PROBLEM. Extract the lines that hold the string "направления".

Stored items from a collection

** start **

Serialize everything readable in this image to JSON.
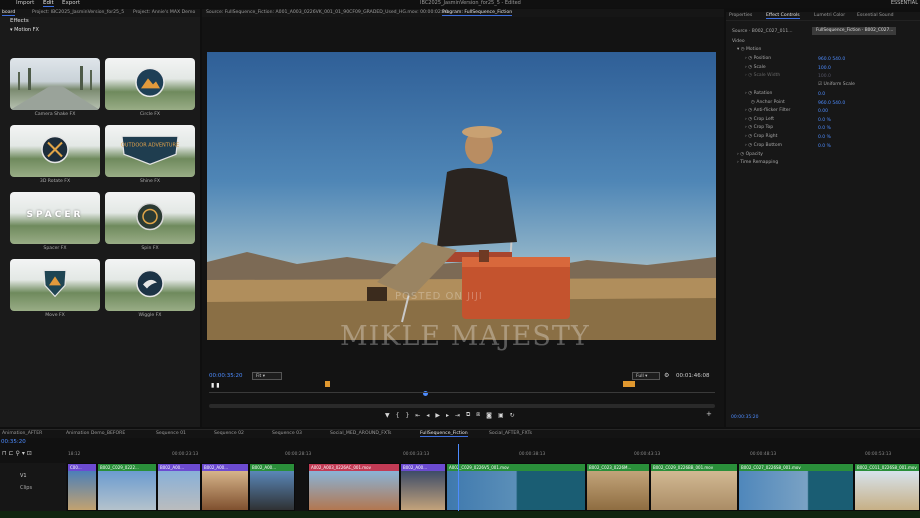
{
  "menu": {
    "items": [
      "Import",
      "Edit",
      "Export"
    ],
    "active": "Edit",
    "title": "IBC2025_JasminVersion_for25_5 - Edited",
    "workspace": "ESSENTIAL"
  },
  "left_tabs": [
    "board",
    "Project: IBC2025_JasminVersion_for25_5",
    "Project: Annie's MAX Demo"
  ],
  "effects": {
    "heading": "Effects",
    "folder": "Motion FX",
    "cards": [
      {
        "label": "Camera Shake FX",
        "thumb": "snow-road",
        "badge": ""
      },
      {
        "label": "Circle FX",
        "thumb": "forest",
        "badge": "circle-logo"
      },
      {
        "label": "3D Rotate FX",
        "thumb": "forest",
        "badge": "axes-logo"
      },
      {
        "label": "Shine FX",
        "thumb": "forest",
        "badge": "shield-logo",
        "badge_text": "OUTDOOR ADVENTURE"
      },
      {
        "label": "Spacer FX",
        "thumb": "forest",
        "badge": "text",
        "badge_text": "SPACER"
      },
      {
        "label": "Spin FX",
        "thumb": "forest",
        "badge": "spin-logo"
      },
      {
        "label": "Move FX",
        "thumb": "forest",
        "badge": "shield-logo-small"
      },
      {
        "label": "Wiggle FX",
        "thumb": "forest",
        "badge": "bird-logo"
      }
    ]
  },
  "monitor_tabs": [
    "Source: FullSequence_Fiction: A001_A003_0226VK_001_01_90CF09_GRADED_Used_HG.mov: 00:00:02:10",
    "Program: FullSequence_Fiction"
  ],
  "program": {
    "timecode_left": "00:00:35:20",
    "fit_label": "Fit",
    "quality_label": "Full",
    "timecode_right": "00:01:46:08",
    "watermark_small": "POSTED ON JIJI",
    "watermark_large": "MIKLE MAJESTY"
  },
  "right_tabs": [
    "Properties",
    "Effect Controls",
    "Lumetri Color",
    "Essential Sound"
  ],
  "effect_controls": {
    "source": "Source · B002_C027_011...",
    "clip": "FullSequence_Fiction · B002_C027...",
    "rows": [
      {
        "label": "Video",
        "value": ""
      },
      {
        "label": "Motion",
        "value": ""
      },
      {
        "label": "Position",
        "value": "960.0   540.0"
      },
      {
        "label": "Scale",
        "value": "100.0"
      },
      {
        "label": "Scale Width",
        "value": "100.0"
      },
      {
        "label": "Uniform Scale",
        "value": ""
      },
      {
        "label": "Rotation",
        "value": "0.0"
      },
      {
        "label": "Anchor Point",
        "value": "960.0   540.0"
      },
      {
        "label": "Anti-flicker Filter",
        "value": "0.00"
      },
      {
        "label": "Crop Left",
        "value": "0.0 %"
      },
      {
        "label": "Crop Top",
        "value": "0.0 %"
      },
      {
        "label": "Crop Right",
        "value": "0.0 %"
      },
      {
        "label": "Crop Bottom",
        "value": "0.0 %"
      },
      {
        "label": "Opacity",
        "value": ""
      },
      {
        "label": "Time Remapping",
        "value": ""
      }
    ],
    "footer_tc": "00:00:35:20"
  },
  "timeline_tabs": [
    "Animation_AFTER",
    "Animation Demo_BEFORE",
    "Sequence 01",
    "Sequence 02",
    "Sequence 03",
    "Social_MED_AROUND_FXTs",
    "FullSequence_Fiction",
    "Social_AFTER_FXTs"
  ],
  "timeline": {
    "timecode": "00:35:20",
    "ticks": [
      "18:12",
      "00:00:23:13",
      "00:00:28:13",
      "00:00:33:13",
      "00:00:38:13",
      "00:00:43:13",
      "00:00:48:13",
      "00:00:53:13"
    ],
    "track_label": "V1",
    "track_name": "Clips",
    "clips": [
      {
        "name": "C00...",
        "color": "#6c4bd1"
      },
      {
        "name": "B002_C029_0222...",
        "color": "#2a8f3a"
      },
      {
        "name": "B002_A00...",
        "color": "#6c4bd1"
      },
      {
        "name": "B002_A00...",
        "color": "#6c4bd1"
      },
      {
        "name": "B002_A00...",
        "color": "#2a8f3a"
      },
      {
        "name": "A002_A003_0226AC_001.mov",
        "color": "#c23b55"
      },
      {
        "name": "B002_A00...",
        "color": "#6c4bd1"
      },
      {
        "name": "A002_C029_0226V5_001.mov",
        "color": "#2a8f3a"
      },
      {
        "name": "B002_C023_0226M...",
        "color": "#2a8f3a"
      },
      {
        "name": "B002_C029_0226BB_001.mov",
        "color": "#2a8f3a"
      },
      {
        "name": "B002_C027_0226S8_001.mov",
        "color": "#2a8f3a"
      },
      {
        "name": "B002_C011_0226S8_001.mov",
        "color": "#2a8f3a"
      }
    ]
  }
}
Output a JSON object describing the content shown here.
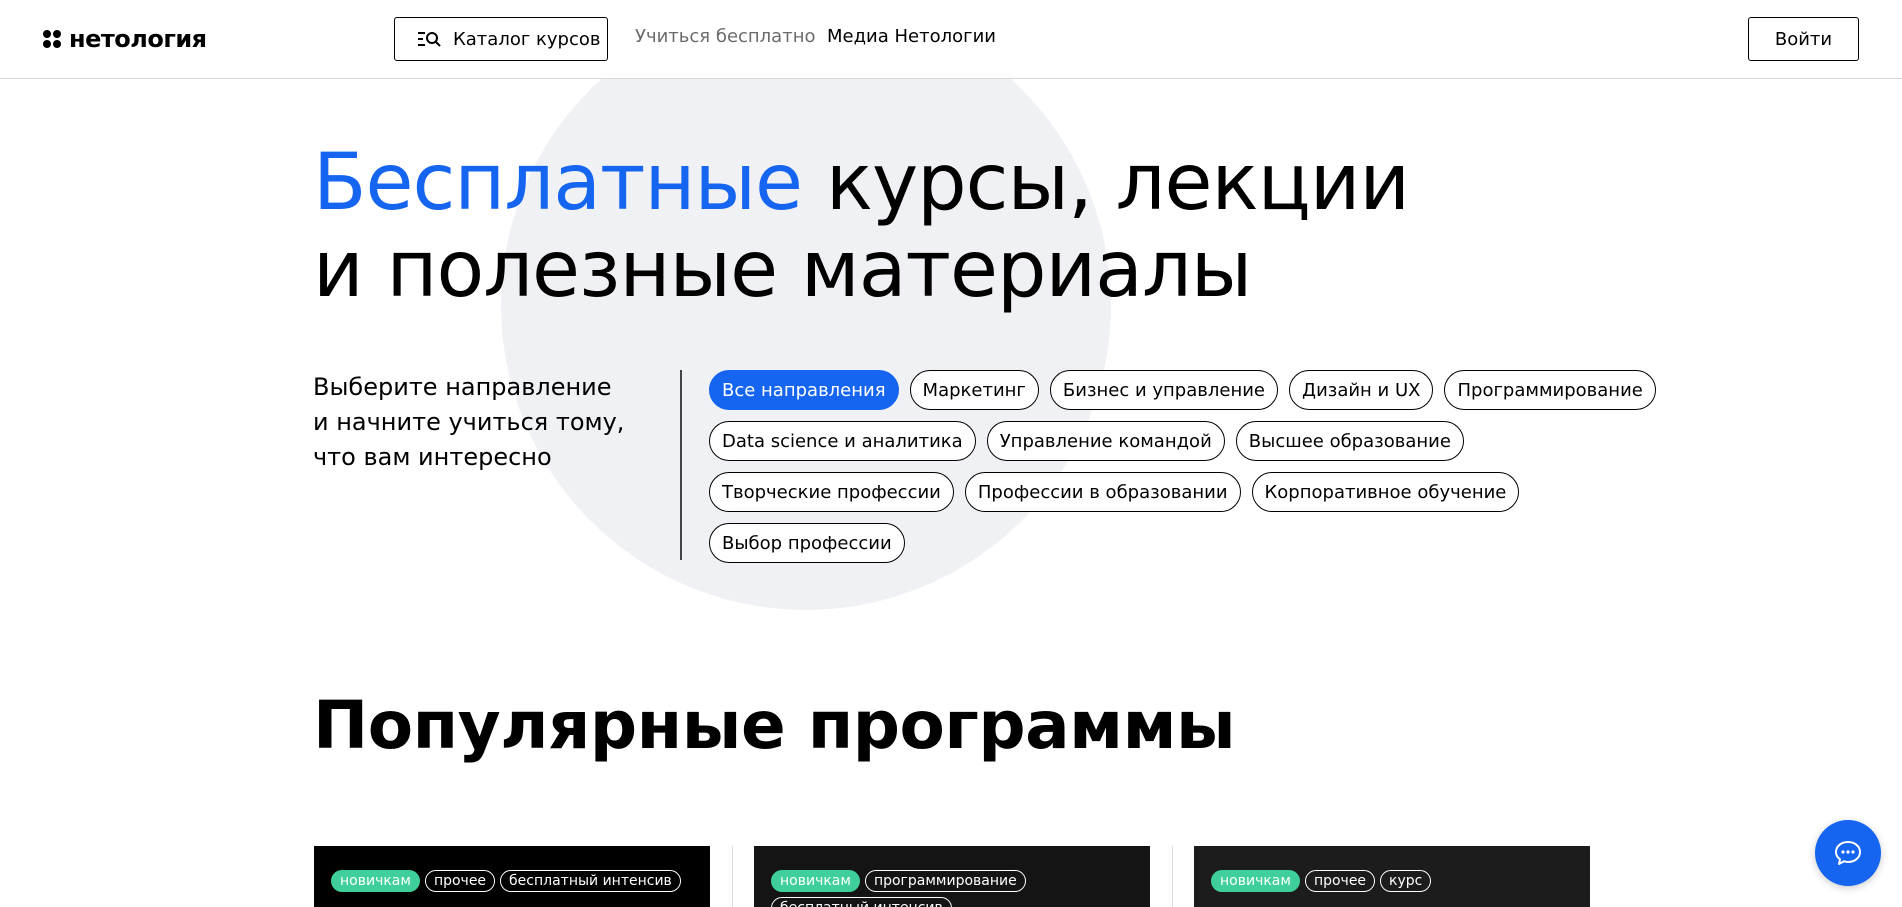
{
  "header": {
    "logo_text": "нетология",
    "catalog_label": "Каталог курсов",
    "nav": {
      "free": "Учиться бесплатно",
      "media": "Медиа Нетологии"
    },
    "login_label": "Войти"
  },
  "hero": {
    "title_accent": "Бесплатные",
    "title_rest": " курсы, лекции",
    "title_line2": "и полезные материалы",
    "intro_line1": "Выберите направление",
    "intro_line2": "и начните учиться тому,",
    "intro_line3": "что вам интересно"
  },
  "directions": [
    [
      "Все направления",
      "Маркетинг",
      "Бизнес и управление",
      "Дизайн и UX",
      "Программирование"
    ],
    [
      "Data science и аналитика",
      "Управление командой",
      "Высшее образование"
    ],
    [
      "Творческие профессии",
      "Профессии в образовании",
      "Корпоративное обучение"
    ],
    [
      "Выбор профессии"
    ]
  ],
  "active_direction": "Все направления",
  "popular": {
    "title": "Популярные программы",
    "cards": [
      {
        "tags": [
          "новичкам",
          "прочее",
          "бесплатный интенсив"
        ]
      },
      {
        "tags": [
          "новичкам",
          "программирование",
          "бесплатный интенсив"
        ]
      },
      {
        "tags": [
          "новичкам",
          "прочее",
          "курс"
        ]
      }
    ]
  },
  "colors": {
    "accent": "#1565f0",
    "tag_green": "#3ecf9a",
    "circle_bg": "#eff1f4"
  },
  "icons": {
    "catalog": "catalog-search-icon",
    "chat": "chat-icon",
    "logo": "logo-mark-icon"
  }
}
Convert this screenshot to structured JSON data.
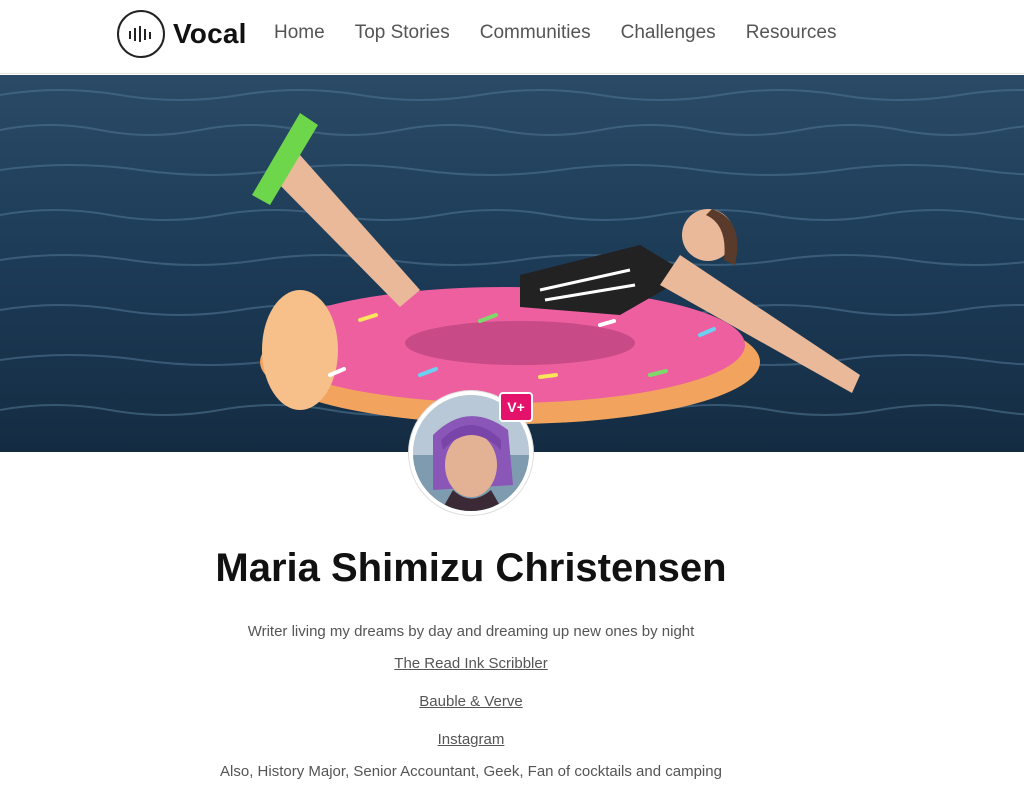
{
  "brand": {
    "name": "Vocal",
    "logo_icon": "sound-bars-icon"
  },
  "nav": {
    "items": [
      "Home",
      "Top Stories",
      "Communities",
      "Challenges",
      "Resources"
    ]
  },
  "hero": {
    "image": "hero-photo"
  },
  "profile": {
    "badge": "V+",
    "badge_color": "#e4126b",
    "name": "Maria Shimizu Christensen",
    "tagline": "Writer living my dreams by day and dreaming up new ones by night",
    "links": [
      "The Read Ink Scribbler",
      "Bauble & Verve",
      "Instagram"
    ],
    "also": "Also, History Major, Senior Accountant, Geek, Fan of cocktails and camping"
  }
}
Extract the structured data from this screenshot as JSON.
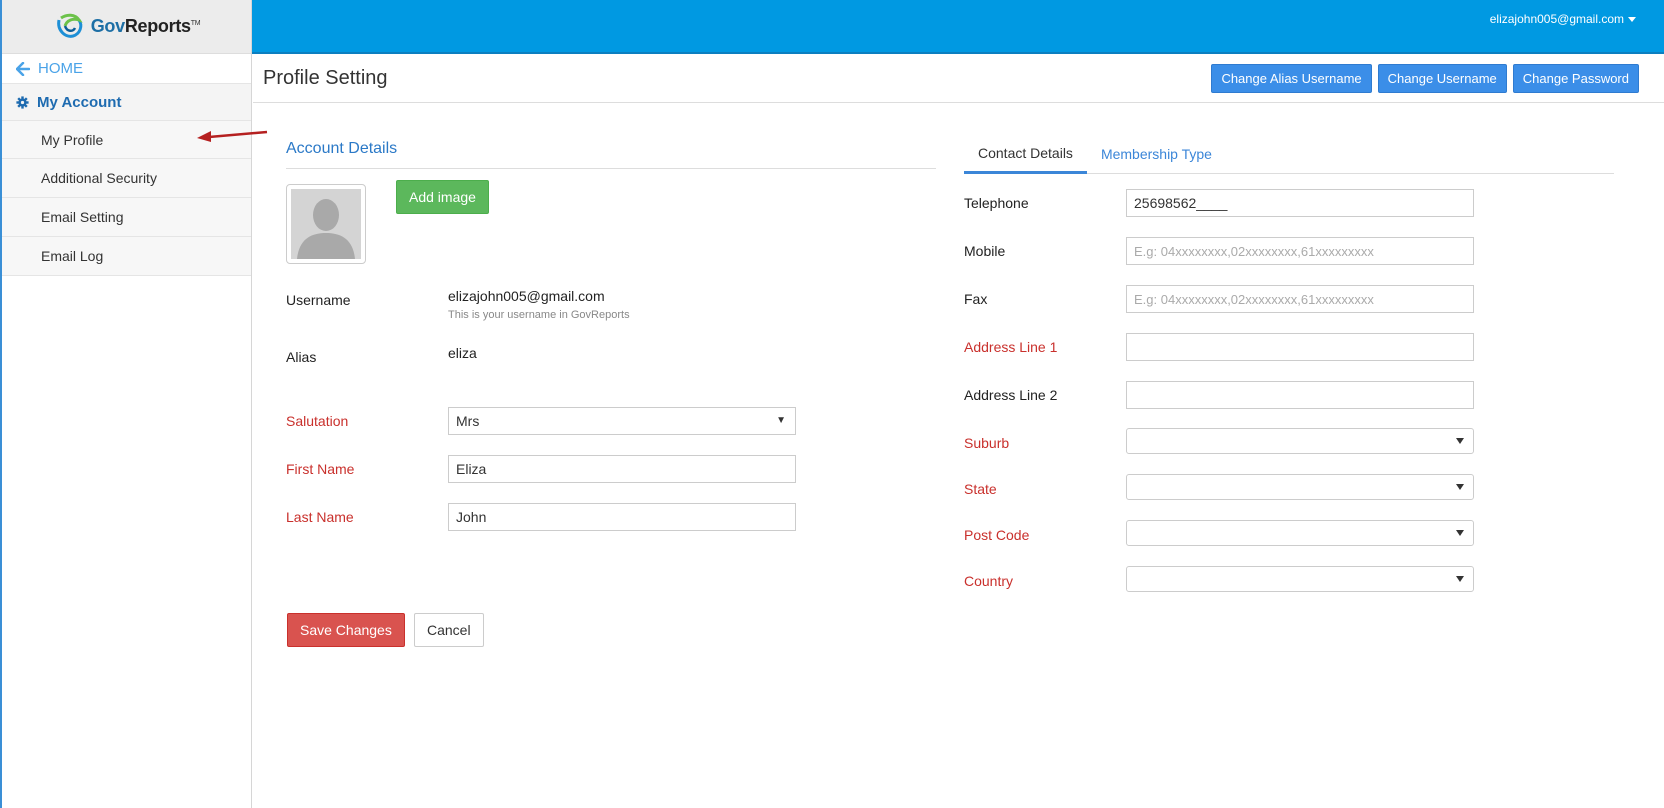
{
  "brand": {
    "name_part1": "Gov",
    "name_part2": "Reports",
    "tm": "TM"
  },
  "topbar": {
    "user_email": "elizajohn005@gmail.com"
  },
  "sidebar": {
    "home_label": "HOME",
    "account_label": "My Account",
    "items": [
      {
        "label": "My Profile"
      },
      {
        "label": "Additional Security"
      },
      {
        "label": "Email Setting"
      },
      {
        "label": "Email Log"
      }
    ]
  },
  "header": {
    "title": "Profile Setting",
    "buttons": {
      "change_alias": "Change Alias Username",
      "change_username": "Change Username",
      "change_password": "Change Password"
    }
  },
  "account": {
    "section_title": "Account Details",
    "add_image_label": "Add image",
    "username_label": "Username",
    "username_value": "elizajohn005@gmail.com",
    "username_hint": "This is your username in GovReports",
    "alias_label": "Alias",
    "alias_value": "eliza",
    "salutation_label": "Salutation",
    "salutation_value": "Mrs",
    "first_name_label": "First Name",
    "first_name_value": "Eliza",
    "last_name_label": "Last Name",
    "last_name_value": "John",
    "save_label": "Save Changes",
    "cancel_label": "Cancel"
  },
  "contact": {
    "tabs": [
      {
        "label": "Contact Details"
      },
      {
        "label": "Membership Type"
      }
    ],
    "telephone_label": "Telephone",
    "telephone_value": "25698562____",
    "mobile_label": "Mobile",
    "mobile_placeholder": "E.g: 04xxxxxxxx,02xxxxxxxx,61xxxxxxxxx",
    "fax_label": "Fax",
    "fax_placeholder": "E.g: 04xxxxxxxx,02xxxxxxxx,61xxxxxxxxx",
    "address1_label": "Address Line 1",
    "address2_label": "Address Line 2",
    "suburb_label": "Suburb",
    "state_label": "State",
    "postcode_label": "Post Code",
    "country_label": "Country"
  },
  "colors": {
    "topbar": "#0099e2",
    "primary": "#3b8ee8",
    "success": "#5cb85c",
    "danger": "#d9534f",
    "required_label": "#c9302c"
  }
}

** end **

EXPECTED ANSWER.
      "Все направления",
  "active_direction": "Все направления",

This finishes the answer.